(Text content records for pages)

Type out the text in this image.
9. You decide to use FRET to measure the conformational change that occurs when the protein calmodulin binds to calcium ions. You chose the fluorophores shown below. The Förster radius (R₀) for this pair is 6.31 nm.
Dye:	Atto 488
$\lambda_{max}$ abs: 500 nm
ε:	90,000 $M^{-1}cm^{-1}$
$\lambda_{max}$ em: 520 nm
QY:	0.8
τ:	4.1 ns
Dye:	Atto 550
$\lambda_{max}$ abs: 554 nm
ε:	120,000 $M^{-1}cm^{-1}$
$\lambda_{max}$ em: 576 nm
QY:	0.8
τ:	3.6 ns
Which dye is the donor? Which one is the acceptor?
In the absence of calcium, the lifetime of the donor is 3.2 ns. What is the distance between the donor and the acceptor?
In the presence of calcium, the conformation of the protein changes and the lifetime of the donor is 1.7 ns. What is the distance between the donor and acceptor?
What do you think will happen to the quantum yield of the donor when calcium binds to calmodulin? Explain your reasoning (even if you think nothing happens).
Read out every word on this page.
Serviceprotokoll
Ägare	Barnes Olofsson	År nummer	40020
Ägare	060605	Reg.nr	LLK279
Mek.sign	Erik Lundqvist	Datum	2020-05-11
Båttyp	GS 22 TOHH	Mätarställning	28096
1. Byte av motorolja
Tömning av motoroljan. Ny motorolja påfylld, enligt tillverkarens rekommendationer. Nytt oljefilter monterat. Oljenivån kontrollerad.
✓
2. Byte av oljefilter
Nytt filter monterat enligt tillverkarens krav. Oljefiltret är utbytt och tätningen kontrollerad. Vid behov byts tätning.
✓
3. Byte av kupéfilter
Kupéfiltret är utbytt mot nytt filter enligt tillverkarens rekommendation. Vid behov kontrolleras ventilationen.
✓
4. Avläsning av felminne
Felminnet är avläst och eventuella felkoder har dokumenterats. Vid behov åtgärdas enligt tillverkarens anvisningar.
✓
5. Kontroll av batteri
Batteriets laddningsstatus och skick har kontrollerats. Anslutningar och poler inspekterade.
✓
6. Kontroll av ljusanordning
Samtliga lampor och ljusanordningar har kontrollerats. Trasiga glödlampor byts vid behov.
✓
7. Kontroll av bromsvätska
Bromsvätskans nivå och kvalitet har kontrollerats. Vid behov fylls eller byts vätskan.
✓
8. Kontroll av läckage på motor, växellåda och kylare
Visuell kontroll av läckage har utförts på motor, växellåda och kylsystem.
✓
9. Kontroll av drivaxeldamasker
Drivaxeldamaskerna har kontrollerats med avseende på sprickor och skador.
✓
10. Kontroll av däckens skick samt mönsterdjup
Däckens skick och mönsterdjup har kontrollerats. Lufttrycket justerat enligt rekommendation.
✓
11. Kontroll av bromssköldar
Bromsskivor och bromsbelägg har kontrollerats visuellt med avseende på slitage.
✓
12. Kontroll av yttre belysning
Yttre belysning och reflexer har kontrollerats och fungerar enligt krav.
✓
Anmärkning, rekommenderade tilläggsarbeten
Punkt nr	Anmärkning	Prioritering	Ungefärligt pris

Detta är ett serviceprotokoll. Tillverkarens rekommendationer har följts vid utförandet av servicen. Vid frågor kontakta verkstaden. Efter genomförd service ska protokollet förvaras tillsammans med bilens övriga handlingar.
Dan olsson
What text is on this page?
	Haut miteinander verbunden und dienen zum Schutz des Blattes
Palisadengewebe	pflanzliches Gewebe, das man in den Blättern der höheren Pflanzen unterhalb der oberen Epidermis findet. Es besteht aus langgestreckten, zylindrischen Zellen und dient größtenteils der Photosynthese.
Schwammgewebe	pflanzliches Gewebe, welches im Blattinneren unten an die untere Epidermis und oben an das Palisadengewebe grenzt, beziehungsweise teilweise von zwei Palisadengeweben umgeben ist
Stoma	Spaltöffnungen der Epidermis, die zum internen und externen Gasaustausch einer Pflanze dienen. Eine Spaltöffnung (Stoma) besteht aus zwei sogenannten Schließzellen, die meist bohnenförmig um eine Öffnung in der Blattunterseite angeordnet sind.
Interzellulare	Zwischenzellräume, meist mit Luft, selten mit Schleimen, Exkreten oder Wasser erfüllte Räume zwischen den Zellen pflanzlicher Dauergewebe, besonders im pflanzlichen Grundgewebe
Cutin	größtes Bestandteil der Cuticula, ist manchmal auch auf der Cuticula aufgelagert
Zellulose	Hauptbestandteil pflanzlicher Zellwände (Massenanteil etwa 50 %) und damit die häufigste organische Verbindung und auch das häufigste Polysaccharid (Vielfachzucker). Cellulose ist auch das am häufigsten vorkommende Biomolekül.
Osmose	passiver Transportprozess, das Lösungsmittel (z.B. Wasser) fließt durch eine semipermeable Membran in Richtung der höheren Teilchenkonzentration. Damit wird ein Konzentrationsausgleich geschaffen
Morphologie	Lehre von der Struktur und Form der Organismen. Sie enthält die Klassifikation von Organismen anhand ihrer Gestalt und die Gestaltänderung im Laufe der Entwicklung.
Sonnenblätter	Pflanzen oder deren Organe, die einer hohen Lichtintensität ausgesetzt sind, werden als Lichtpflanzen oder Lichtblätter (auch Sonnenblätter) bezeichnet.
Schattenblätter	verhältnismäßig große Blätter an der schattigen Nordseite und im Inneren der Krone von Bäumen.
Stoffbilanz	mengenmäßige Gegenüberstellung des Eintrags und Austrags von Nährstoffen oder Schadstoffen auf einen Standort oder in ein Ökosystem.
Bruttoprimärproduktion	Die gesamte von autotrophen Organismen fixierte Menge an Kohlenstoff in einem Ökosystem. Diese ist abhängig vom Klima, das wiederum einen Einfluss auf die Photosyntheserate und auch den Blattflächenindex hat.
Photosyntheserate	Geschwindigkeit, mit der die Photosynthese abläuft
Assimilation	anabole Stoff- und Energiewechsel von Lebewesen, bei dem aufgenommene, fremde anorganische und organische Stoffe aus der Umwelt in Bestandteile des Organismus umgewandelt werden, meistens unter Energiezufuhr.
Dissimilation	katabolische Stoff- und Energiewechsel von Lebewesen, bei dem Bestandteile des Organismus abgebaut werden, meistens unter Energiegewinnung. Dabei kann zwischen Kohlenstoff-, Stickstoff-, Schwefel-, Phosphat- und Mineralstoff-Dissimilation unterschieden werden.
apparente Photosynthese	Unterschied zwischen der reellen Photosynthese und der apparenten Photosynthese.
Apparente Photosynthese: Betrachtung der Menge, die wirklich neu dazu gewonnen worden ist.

Work instructions: Copy out the lines of the data where the word "lifetime" can be found.

Solution:
In the absence of calcium, the lifetime of the donor is 3.2 ns. What is the distance between the donor and the acceptor?
In the presence of calcium, the conformation of the protein changes and the lifetime of the donor is 1.7 ns. What is the distance between the donor and acceptor?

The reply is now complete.